■ What is required ■
Tally the lines in the records underneath that contain the string "holidays", and state the figure by itself.

::::

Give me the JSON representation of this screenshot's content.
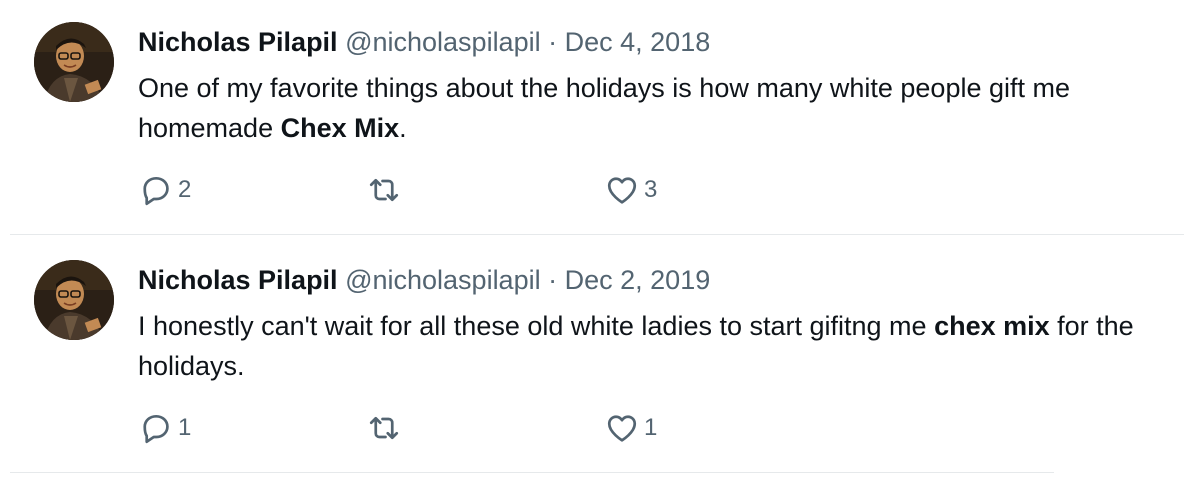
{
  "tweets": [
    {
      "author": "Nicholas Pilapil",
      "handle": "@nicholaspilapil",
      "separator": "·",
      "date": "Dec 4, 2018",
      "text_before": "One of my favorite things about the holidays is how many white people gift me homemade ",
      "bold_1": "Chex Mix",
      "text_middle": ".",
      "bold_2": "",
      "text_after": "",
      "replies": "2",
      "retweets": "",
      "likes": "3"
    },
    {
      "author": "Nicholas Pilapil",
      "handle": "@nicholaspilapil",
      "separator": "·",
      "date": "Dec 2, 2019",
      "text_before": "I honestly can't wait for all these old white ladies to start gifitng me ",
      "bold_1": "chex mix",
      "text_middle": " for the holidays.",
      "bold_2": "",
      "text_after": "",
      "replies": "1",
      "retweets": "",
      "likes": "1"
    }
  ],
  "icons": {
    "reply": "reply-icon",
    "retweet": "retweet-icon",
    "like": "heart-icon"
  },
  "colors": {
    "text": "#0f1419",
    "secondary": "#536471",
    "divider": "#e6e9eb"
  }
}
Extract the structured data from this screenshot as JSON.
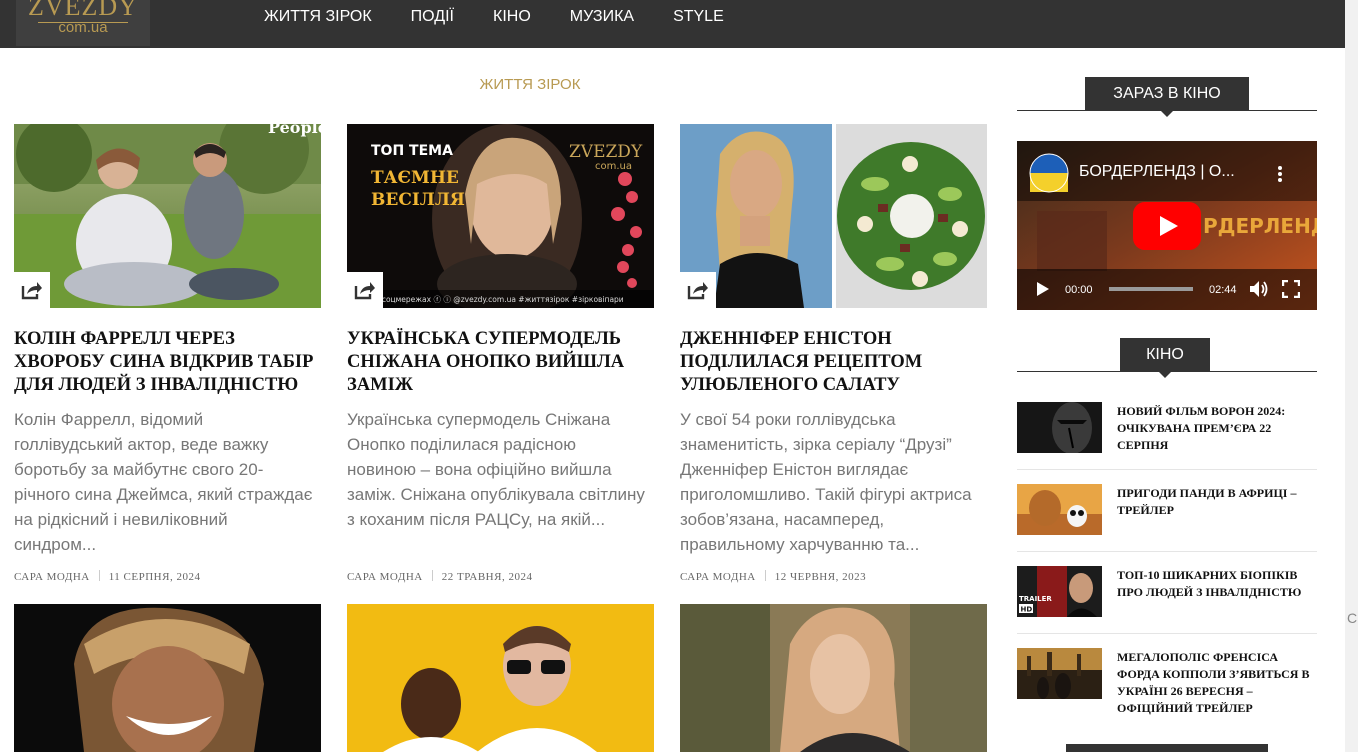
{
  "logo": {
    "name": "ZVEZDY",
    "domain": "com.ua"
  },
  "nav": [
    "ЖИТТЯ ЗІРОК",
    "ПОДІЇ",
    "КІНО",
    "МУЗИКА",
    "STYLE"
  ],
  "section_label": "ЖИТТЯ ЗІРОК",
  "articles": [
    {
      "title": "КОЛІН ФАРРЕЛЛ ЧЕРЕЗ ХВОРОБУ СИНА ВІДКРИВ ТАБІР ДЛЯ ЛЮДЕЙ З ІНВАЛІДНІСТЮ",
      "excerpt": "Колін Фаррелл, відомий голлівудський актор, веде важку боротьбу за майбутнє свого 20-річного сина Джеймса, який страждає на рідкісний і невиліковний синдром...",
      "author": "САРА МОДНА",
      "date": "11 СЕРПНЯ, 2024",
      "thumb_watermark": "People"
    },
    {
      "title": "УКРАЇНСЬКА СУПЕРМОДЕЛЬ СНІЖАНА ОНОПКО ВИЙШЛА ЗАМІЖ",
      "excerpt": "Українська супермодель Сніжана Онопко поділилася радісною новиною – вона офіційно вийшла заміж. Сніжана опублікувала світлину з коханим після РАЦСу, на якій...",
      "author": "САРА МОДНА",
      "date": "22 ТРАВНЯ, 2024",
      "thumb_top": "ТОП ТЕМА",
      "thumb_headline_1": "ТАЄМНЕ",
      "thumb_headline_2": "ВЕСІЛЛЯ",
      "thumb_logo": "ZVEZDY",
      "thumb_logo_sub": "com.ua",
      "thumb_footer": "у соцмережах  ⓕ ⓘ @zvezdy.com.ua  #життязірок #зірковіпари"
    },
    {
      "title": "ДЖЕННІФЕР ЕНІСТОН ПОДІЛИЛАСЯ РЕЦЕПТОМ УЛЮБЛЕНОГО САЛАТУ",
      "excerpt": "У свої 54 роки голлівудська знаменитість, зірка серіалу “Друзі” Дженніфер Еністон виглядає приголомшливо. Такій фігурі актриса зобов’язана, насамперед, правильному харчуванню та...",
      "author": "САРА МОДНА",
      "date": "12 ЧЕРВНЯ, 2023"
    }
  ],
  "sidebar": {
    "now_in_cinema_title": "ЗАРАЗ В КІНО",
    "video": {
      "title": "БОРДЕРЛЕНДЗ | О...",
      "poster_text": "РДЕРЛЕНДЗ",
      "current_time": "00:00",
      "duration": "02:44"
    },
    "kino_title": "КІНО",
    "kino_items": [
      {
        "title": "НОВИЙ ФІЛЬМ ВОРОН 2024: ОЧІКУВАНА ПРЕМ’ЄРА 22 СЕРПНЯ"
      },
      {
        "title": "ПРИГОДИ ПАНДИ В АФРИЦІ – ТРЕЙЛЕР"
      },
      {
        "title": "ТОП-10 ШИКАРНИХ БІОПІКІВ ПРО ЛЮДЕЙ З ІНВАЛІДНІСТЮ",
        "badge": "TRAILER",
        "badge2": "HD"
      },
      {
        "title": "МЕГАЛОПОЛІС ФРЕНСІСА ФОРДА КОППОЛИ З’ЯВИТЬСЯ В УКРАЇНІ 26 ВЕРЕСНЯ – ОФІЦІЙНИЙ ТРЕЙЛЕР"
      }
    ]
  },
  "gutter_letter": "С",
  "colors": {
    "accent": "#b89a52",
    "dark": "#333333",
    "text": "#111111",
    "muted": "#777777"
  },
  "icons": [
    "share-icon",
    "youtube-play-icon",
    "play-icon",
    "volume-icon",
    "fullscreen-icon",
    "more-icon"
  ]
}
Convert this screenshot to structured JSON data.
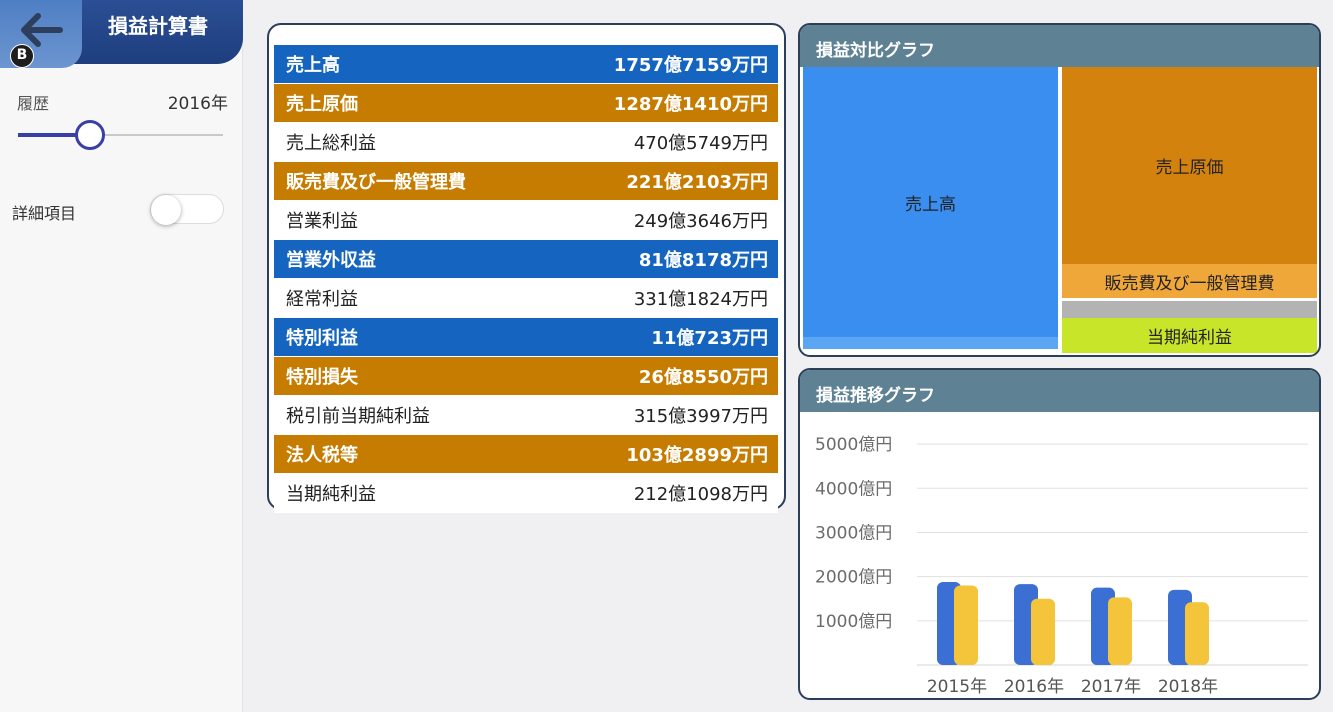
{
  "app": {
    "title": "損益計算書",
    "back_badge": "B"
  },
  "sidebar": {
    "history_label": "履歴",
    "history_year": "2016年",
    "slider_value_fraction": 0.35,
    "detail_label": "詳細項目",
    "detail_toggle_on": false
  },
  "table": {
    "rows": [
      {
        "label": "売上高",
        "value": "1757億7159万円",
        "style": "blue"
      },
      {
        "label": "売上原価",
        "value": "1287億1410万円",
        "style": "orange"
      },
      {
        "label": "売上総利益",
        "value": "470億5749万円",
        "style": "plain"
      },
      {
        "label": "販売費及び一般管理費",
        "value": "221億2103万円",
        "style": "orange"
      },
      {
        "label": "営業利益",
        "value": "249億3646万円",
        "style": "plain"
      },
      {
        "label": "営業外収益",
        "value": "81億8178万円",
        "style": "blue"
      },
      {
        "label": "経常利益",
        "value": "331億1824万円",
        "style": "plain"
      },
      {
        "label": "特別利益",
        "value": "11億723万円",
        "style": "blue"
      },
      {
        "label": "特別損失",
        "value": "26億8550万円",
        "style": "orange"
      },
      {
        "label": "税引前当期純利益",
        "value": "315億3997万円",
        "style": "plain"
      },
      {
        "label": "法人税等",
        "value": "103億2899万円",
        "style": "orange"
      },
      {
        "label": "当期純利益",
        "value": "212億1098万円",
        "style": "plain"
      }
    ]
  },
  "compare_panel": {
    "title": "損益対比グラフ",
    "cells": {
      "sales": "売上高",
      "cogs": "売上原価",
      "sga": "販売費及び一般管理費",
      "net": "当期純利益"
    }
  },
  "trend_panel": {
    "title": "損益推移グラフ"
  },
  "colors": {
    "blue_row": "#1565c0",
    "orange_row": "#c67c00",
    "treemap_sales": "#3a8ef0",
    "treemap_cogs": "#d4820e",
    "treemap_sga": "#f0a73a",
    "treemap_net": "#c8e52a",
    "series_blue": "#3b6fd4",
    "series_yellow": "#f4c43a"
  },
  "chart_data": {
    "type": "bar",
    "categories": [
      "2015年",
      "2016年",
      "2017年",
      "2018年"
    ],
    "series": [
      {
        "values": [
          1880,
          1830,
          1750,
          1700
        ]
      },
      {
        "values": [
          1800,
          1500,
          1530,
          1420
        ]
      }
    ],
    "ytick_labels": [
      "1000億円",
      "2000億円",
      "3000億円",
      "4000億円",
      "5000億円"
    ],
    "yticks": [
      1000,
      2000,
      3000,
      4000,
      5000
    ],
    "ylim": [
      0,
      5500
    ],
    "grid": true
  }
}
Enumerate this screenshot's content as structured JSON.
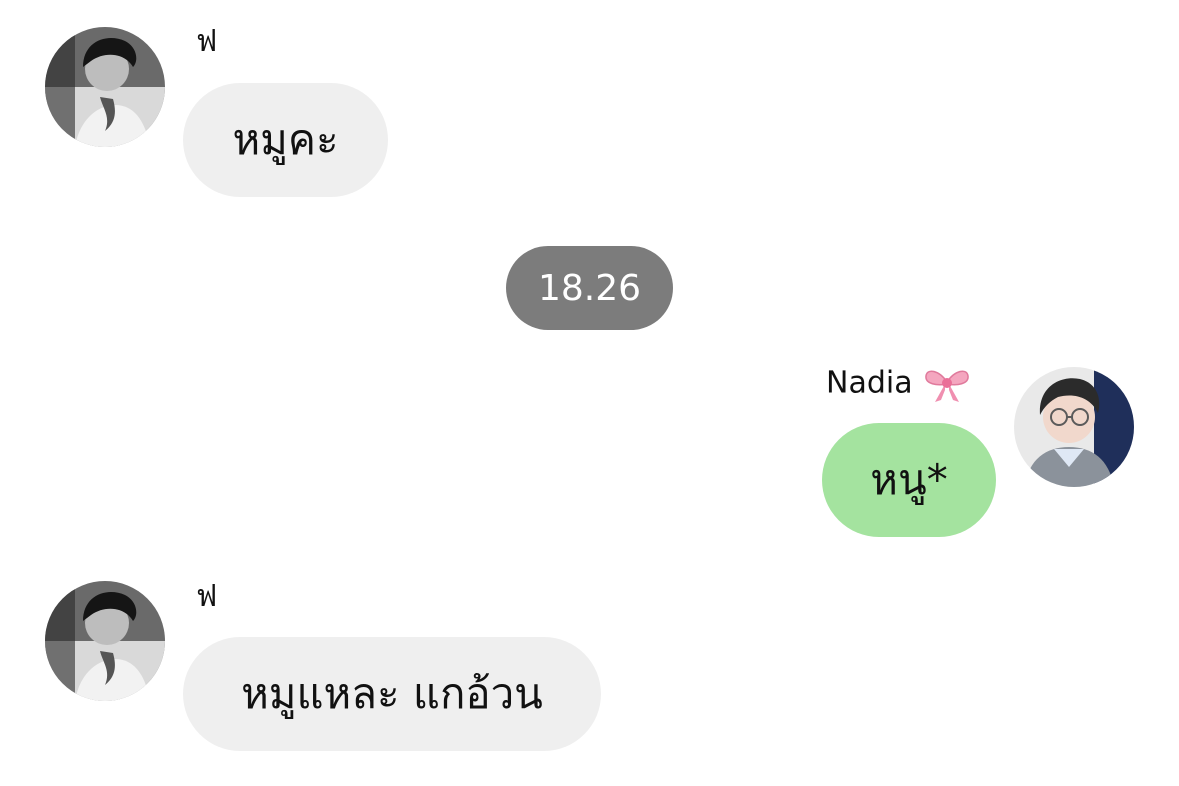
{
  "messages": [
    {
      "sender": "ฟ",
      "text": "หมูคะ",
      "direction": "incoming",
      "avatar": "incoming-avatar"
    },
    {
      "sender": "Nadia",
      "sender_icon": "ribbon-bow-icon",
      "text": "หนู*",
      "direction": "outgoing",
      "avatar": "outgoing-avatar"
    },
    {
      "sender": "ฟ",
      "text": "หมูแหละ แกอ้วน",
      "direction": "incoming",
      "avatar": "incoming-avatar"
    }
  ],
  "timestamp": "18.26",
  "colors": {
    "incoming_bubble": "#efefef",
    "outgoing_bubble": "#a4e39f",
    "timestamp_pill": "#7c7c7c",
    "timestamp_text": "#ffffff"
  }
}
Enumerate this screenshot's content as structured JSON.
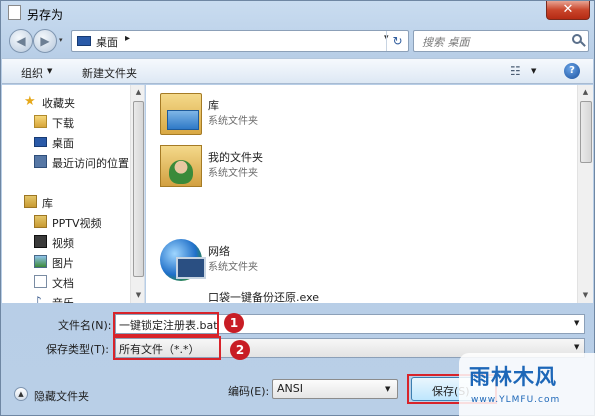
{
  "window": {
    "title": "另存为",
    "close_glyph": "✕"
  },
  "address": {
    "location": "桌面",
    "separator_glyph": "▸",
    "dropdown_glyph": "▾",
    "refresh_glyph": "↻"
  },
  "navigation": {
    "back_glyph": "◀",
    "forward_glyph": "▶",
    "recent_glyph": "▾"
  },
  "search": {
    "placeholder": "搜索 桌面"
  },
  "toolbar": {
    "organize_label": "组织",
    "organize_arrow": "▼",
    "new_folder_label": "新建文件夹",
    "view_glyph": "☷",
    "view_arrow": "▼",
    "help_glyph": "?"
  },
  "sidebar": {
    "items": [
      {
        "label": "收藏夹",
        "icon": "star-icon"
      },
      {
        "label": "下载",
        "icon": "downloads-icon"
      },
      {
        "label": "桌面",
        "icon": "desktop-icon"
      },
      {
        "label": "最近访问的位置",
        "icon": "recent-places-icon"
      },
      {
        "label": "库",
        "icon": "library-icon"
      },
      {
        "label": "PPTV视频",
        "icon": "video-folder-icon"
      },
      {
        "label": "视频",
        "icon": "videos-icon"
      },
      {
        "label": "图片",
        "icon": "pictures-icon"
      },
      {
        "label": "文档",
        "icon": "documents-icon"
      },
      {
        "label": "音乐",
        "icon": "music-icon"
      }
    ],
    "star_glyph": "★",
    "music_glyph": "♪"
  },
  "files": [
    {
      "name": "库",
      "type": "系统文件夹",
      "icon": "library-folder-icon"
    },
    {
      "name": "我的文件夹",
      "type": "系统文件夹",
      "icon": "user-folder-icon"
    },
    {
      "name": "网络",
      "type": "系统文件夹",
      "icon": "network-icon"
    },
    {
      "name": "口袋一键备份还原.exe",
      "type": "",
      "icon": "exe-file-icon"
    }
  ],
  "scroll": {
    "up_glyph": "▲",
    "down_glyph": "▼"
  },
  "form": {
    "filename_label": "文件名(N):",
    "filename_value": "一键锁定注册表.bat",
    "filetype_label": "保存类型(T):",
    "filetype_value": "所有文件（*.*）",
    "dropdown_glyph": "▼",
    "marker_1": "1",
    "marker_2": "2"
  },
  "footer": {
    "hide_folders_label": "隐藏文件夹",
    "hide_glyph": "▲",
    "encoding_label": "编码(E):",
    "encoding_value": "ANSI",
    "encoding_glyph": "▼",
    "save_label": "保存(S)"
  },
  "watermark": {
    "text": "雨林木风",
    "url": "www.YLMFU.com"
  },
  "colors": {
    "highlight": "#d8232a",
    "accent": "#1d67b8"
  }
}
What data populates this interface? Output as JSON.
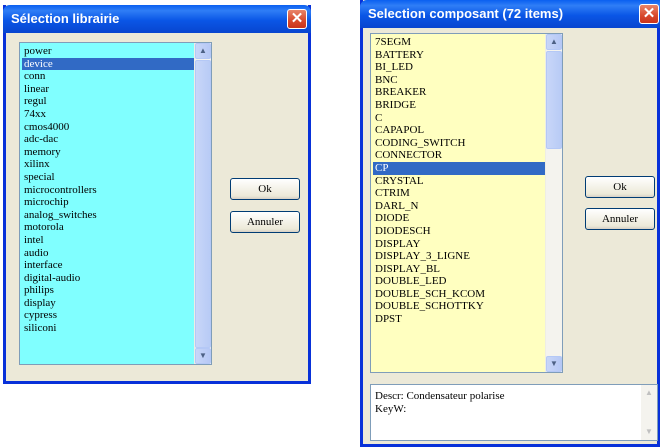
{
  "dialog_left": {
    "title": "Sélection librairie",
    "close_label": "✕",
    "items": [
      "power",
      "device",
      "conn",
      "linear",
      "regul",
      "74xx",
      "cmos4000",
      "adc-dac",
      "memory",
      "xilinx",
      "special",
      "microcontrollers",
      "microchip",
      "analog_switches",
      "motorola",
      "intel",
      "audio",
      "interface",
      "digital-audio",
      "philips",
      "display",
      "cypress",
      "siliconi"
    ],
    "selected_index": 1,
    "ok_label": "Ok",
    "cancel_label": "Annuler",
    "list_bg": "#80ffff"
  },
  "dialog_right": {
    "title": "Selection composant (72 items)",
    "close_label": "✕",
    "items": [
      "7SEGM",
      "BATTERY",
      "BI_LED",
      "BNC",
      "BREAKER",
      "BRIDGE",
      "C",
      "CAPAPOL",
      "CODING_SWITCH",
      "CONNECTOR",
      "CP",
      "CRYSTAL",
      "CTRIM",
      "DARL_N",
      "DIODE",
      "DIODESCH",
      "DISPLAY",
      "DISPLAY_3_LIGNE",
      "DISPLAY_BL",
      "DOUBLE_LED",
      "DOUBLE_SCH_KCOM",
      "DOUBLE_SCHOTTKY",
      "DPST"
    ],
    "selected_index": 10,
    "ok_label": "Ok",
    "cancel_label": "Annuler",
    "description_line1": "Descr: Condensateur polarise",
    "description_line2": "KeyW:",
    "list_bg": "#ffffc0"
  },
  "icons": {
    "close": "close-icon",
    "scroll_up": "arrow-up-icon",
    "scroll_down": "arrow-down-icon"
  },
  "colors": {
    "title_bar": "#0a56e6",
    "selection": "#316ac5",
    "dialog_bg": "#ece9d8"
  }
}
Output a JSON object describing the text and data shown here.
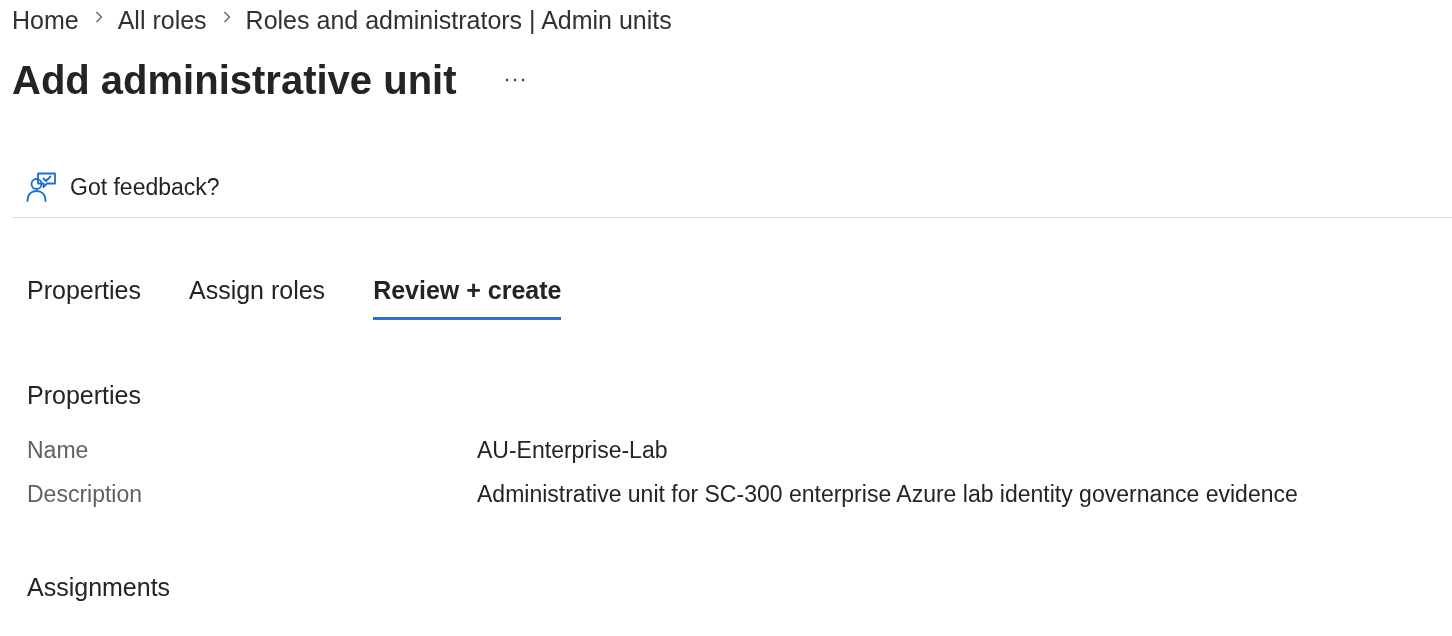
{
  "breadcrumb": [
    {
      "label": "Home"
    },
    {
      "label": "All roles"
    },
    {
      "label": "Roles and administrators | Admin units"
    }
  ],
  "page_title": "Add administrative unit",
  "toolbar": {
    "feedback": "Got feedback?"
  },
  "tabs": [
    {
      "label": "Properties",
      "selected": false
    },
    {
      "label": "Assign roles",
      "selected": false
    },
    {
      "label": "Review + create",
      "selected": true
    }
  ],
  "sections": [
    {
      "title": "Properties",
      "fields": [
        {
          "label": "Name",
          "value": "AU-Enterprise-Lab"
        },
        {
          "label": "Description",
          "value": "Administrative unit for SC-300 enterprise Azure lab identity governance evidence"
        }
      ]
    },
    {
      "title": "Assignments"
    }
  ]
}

::::

■ Output ■
2